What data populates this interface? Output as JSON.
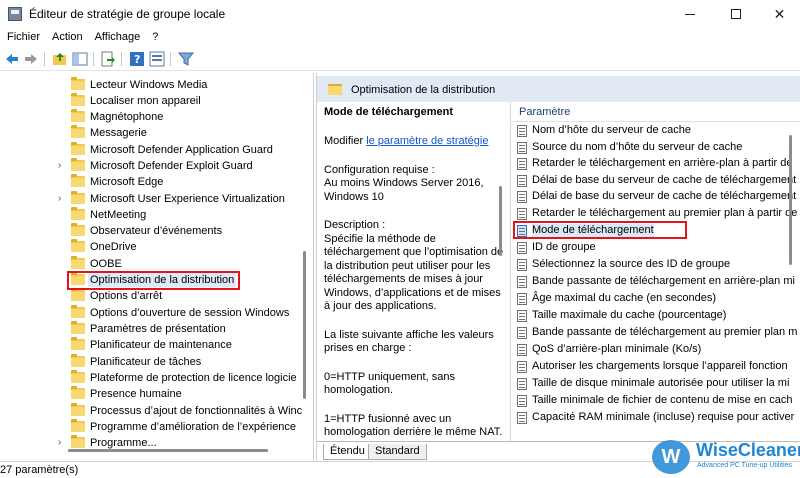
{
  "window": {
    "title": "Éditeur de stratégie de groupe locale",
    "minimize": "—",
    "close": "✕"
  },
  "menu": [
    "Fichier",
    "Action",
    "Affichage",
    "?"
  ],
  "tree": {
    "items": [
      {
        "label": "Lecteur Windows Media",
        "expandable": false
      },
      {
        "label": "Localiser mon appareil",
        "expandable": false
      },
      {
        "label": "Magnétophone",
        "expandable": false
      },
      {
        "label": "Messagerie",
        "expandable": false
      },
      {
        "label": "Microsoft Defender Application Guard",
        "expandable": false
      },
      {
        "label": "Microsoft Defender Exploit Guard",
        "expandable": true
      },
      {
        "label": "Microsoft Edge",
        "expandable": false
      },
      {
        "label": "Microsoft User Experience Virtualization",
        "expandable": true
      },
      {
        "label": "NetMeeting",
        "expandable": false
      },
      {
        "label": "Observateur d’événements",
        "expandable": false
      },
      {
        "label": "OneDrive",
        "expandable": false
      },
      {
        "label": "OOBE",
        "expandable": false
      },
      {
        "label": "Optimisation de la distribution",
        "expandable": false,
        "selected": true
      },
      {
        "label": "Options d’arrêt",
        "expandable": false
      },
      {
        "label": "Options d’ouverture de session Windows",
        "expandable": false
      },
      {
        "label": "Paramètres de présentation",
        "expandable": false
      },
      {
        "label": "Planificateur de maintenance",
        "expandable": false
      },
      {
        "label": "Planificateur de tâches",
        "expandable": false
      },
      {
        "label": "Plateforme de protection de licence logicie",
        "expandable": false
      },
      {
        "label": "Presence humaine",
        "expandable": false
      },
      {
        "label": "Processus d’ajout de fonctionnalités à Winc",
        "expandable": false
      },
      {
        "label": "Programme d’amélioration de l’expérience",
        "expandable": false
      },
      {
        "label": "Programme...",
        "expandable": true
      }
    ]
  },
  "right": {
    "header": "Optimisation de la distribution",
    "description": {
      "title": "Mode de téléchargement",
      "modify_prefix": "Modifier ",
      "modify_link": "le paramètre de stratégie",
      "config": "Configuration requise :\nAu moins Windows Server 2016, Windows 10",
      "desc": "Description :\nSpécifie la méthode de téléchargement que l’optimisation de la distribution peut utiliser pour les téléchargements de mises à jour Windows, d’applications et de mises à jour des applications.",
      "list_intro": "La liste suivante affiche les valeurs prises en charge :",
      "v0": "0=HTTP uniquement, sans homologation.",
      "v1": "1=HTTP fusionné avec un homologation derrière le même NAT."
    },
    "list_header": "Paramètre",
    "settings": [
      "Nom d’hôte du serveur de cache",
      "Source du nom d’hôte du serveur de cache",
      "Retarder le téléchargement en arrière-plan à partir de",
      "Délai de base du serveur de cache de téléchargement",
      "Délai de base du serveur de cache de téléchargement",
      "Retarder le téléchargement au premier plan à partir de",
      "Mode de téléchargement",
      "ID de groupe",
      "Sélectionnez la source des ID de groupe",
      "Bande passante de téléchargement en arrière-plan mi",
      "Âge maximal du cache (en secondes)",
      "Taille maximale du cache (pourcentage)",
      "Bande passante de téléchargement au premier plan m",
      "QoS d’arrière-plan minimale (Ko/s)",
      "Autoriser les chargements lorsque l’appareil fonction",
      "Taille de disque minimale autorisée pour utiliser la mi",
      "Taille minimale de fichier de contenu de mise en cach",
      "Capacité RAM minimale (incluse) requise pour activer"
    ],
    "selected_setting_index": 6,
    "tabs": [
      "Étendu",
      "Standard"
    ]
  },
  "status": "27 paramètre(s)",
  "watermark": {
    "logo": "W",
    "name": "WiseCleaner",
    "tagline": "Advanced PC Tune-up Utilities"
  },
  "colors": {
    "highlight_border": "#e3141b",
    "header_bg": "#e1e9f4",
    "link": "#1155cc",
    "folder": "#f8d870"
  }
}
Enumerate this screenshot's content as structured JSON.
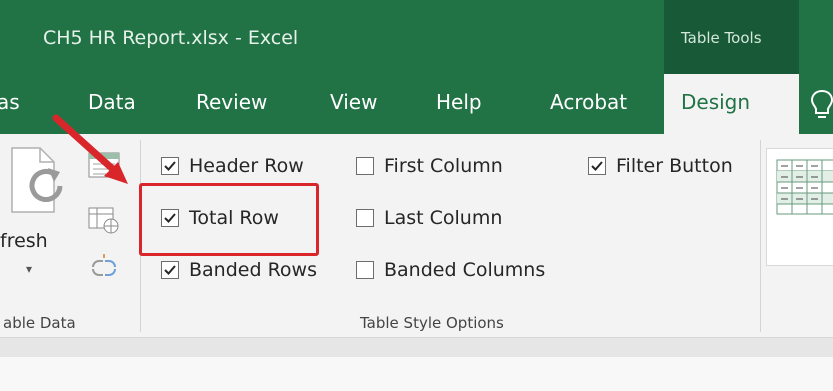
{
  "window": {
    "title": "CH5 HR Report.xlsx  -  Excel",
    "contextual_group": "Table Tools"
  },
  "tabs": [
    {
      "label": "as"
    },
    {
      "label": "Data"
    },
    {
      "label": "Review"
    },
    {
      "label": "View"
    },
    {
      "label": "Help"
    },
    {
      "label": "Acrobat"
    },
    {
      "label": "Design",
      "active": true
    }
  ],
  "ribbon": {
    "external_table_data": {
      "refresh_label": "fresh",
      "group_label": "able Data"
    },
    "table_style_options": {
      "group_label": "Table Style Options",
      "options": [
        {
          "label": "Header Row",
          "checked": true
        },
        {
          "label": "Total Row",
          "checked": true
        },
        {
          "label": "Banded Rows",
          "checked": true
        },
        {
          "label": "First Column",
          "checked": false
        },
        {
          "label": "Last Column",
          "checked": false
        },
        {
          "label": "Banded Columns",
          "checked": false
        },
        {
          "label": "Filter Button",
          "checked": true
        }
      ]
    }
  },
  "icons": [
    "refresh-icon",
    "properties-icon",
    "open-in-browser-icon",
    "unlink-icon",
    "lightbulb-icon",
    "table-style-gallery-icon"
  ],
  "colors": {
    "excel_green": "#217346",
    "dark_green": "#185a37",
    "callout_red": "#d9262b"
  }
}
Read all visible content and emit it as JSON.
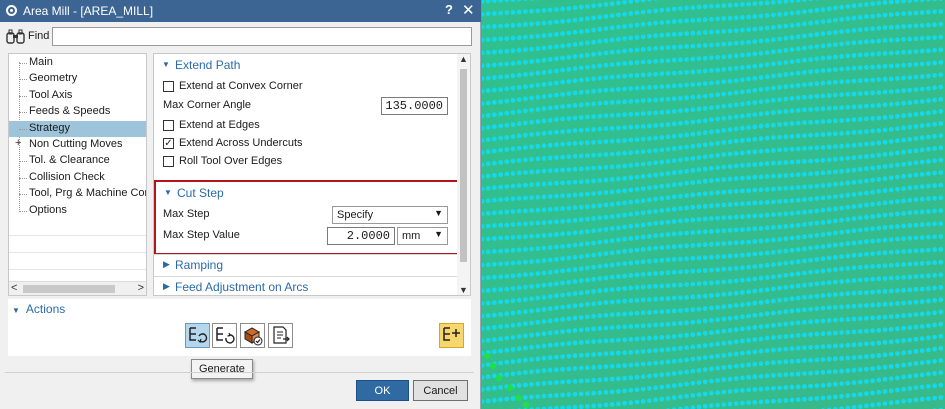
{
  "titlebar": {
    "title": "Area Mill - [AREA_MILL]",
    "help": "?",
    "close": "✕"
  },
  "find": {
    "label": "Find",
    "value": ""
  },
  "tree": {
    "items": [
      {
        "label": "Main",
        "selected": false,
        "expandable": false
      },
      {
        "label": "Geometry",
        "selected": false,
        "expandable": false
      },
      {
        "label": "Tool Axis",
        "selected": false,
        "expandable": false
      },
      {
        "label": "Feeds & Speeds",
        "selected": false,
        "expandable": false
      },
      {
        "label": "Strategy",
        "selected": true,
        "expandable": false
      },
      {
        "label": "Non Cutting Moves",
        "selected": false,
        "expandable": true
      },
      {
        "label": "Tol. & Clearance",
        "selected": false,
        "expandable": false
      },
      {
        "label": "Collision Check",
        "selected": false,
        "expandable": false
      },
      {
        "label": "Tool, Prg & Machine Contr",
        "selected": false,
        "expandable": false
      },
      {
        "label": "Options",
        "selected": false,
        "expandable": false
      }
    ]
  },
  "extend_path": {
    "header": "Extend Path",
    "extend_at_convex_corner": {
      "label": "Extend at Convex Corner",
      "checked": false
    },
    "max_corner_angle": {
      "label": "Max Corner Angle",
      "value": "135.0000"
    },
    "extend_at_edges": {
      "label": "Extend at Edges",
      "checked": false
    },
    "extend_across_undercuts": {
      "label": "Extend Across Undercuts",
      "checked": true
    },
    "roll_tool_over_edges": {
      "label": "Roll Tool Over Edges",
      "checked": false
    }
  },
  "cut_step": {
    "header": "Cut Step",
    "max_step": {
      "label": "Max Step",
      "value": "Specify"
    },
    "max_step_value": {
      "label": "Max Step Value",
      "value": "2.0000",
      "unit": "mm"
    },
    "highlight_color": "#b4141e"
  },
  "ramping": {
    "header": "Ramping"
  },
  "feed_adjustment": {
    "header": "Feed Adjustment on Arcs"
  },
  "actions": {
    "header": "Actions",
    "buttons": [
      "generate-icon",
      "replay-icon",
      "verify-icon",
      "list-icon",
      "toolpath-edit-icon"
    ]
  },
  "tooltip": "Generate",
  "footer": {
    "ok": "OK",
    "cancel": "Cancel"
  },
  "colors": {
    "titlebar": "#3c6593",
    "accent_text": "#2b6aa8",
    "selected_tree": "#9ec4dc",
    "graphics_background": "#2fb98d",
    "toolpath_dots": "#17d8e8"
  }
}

________________________

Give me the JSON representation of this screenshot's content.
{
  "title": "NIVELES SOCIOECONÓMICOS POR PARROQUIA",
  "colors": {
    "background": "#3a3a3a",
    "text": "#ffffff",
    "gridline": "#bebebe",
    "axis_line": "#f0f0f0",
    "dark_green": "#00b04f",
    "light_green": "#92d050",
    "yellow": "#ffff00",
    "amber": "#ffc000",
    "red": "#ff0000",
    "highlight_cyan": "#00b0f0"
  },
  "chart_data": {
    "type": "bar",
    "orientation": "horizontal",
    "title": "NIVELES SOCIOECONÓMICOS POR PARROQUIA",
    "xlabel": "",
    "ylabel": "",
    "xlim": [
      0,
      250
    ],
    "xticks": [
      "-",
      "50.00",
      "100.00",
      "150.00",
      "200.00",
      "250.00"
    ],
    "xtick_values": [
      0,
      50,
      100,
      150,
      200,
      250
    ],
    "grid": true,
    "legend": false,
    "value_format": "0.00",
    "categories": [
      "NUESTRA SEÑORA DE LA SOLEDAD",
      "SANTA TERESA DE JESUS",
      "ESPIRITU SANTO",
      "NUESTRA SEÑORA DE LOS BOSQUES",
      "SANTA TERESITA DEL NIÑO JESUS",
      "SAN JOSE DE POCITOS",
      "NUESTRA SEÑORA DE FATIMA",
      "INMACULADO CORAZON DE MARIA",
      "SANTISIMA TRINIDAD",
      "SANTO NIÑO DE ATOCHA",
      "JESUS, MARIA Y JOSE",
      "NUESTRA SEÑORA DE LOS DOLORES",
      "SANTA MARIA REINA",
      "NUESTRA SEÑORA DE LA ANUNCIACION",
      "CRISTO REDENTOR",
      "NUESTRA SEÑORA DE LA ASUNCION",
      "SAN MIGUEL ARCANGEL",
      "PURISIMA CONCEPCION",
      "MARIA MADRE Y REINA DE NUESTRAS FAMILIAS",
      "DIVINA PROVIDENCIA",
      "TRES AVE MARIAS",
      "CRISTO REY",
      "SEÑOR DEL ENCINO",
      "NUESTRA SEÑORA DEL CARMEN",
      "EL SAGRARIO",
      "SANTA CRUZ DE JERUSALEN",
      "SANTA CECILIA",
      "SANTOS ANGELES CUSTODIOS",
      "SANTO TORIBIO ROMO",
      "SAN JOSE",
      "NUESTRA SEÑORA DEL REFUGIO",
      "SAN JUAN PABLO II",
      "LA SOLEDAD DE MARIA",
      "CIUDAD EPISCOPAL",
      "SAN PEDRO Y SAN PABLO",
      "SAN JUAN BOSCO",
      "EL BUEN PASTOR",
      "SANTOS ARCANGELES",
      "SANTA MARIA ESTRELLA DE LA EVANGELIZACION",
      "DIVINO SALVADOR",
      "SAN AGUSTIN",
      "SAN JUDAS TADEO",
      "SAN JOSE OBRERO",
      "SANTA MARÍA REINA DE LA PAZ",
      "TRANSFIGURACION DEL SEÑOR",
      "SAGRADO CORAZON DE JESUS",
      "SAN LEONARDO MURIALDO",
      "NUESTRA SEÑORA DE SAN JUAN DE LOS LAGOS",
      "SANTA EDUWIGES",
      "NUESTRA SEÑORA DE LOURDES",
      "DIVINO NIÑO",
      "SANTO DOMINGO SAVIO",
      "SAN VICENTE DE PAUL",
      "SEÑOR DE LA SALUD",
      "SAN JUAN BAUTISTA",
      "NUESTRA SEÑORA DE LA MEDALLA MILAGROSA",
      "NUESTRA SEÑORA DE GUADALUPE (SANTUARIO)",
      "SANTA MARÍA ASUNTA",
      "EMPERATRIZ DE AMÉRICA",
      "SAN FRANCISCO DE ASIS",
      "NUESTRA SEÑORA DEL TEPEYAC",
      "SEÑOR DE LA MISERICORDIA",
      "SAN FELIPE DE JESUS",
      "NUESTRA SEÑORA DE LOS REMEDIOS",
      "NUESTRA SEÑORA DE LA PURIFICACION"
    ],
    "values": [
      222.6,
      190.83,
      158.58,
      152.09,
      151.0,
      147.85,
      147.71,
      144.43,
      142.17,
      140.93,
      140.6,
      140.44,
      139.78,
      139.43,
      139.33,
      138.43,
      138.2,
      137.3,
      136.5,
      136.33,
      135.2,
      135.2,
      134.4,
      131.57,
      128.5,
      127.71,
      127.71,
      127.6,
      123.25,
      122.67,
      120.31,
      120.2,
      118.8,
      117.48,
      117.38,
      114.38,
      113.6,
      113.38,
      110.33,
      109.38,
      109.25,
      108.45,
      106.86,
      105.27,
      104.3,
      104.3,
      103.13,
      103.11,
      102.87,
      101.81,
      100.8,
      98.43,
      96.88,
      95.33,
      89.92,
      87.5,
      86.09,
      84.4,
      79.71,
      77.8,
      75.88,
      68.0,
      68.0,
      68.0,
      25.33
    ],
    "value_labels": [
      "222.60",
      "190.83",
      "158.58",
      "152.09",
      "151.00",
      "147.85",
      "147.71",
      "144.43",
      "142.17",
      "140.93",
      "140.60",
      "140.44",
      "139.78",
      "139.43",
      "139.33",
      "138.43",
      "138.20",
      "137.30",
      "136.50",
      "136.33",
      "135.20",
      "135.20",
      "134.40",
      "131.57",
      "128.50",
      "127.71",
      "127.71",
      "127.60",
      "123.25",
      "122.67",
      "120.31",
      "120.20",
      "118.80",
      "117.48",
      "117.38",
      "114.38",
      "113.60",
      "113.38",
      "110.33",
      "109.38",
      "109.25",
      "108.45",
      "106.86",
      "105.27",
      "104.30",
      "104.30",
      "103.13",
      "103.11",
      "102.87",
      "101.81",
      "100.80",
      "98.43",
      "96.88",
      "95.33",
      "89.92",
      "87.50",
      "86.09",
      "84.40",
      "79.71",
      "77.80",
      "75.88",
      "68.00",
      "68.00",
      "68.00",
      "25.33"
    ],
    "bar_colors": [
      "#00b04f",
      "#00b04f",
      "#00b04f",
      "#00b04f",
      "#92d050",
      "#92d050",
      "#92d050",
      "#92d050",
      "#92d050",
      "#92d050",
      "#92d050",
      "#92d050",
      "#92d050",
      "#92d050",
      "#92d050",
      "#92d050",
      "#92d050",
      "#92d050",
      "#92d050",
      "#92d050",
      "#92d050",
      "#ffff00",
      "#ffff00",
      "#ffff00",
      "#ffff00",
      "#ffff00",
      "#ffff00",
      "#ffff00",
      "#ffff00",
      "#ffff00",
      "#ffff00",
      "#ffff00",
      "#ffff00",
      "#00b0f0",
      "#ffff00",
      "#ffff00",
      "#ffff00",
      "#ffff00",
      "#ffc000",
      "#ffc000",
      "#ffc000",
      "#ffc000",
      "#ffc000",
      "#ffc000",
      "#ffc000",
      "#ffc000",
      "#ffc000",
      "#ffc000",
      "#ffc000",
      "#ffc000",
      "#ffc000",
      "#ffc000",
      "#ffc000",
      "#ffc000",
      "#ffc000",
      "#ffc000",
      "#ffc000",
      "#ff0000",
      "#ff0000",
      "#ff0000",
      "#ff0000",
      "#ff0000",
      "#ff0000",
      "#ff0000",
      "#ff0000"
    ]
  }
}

________________________

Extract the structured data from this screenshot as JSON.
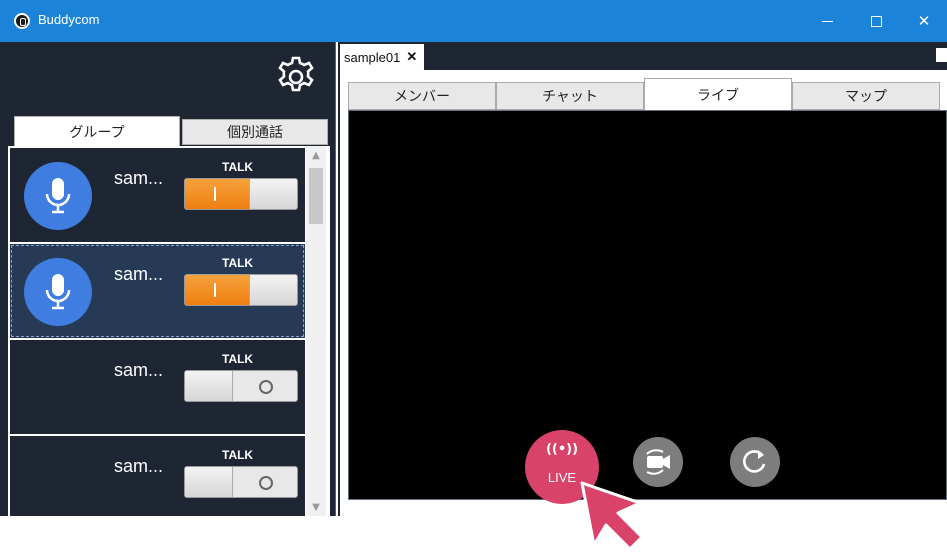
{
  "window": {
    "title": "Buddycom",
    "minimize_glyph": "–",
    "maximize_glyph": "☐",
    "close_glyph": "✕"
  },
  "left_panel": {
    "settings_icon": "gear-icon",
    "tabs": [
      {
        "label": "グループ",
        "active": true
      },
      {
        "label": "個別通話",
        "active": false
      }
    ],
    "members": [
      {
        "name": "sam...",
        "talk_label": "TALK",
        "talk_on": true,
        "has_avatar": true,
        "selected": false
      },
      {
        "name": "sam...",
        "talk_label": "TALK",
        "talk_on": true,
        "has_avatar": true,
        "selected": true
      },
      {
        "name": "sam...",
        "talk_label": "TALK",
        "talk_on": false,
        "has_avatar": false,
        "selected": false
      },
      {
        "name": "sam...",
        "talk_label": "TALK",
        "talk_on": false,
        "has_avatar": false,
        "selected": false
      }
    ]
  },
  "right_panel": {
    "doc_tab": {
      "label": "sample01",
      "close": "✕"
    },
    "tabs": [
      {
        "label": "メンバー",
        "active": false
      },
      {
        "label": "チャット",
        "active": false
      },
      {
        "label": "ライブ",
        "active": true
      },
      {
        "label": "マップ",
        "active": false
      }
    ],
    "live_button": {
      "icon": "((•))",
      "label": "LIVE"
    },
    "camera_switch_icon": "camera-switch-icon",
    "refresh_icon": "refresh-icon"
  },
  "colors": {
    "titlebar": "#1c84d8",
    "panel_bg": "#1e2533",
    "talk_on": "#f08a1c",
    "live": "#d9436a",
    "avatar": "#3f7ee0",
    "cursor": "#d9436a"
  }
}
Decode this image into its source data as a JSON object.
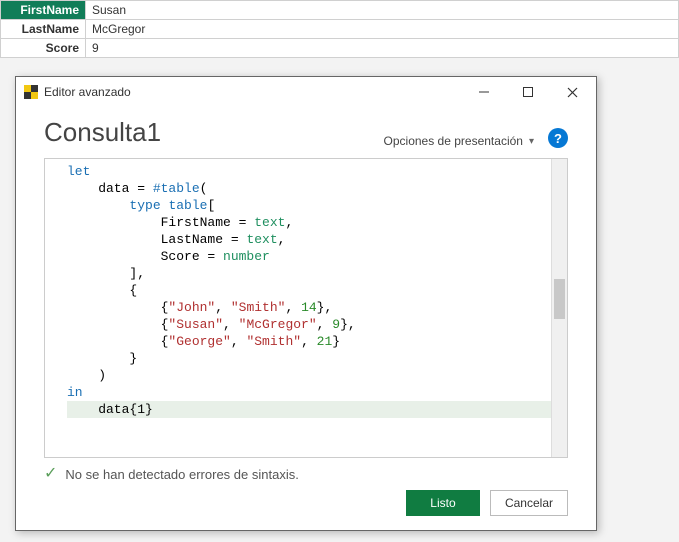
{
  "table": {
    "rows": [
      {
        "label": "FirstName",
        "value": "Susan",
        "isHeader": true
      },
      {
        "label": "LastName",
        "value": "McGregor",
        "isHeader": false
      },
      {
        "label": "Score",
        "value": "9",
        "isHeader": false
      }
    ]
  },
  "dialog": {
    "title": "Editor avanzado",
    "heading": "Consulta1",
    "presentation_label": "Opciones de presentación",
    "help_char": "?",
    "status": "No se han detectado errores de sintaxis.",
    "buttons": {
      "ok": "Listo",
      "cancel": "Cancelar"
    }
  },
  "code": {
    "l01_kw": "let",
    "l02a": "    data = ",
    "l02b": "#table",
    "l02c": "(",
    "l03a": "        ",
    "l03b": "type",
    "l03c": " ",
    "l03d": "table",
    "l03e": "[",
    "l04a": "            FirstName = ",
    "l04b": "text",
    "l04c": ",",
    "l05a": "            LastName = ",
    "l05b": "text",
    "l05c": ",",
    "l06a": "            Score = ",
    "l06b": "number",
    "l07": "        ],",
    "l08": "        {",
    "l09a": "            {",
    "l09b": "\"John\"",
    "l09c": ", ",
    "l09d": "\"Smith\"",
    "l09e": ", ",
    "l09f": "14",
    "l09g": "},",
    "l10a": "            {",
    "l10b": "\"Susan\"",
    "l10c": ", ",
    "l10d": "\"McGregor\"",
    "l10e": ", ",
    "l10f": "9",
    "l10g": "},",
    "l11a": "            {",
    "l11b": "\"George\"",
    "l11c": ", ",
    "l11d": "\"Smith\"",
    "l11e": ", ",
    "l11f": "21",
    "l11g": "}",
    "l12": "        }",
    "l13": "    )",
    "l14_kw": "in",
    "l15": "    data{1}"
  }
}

________________________

Stated task
Identify each line containing the string "Planificateur" and copy it out.

Completed exercise
        "label": "Planificateur de maintenance",
        "label": "Planificateur de tâches",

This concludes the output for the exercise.